• [Task] Of the lines in this material, how many contain "image"? Answer with a single number only.

A block of data
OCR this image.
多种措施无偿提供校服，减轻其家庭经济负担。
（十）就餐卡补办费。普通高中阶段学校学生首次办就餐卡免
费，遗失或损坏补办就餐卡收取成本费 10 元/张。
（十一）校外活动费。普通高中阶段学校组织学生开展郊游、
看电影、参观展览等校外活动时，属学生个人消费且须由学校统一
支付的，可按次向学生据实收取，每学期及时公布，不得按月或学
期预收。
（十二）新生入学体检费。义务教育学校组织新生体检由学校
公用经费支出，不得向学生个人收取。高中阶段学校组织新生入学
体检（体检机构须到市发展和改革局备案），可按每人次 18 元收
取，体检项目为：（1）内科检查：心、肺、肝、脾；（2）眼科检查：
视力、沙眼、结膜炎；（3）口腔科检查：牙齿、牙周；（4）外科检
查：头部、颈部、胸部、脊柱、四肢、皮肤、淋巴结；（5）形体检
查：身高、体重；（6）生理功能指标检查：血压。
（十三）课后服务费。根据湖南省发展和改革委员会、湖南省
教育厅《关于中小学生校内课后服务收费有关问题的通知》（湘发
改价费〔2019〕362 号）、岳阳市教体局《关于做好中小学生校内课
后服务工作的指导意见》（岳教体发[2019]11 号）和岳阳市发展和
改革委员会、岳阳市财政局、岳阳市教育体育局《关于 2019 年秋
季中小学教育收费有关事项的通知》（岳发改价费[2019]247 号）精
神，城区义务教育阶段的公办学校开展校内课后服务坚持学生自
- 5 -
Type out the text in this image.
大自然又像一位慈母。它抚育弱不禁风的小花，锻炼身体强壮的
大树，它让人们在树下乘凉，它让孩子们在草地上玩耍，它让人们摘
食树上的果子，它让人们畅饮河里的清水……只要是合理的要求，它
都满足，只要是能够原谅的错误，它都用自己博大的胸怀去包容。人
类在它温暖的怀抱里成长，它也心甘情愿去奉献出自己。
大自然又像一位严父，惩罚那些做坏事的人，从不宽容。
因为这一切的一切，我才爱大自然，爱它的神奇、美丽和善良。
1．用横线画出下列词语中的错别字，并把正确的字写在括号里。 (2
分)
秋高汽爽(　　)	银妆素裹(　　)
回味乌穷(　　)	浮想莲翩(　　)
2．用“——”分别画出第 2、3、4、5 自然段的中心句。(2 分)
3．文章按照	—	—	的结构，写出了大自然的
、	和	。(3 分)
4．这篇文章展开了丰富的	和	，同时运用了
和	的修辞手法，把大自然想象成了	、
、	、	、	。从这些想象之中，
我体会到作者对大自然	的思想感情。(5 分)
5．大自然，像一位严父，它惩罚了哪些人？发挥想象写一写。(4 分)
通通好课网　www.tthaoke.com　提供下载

• [Task answer] 2